--- START ---

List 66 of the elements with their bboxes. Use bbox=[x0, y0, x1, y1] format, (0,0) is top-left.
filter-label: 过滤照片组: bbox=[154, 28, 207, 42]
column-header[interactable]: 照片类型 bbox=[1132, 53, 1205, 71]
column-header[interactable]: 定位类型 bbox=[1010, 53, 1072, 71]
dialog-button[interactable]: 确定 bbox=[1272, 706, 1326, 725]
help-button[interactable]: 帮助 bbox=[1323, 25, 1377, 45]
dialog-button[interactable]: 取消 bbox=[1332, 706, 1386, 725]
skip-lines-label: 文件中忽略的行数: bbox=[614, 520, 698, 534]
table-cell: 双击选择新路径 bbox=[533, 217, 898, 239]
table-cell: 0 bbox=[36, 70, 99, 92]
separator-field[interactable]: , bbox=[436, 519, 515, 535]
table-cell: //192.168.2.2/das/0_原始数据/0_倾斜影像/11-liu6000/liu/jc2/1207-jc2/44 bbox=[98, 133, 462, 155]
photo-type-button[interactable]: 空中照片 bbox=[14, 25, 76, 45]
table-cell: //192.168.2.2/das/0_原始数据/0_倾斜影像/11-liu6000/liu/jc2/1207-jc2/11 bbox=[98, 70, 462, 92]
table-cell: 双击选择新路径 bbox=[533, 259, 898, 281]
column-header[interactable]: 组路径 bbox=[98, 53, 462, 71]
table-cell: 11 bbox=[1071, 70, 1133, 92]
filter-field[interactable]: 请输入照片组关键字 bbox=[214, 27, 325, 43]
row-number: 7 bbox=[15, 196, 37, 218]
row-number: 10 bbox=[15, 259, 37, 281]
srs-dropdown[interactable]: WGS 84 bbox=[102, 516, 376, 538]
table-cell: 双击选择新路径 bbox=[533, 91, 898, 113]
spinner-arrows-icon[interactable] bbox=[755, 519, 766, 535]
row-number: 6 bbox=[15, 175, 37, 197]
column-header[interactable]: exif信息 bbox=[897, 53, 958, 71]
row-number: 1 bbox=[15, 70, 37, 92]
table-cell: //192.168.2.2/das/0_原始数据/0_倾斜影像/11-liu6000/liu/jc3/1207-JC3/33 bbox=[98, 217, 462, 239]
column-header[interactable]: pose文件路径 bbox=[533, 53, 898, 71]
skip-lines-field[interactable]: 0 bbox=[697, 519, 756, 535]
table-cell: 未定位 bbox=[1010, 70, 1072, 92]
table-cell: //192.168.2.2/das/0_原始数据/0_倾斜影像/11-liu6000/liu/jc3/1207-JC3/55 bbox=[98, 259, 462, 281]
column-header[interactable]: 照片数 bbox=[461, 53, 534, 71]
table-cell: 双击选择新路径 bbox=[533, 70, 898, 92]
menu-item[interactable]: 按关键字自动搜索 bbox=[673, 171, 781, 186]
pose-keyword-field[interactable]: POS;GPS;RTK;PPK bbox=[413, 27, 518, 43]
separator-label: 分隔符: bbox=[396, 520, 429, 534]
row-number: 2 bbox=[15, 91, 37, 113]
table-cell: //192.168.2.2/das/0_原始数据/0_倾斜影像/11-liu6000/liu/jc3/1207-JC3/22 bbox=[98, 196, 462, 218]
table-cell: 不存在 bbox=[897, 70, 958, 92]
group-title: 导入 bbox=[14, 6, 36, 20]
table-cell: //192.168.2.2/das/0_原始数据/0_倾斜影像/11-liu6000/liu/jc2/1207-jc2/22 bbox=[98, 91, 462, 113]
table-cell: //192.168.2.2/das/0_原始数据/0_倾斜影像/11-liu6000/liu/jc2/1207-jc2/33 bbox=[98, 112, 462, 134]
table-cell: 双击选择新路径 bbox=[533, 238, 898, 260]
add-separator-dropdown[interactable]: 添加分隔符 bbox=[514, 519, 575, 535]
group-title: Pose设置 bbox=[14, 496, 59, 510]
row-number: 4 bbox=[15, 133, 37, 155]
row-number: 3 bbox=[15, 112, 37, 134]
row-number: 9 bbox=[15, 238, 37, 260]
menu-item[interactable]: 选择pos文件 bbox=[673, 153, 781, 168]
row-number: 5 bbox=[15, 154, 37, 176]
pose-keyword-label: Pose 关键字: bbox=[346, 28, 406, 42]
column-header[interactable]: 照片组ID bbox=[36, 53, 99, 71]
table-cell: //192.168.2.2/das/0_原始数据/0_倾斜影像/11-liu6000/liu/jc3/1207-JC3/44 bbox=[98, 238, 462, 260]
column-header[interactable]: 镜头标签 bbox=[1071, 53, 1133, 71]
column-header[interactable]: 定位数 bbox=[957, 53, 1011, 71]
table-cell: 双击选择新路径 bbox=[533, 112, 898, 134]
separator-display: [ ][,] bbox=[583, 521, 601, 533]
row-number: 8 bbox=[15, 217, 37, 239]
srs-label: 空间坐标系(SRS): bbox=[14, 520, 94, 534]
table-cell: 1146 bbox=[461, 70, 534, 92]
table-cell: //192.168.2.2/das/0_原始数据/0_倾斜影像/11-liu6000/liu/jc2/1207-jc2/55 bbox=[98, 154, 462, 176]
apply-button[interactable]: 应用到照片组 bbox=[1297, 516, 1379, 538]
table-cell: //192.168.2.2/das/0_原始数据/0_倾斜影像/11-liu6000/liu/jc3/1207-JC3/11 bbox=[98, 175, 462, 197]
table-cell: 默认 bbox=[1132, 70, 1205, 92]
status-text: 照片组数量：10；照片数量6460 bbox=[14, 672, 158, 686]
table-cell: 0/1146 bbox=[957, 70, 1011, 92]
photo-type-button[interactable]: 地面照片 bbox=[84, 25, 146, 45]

--- END ---

• **TASK DESCRIPTION**
Reproduce everything from the start of the records down through the line containing "column-header[interactable]: 定位类型 bbox=[1010, 53, 1072, 71]", including both ends, with no changes.

• **OUTPUT**
List 66 of the elements with their bboxes. Use bbox=[x0, y0, x1, y1] format, (0,0) is top-left.
filter-label: 过滤照片组: bbox=[154, 28, 207, 42]
column-header[interactable]: 照片类型 bbox=[1132, 53, 1205, 71]
column-header[interactable]: 定位类型 bbox=[1010, 53, 1072, 71]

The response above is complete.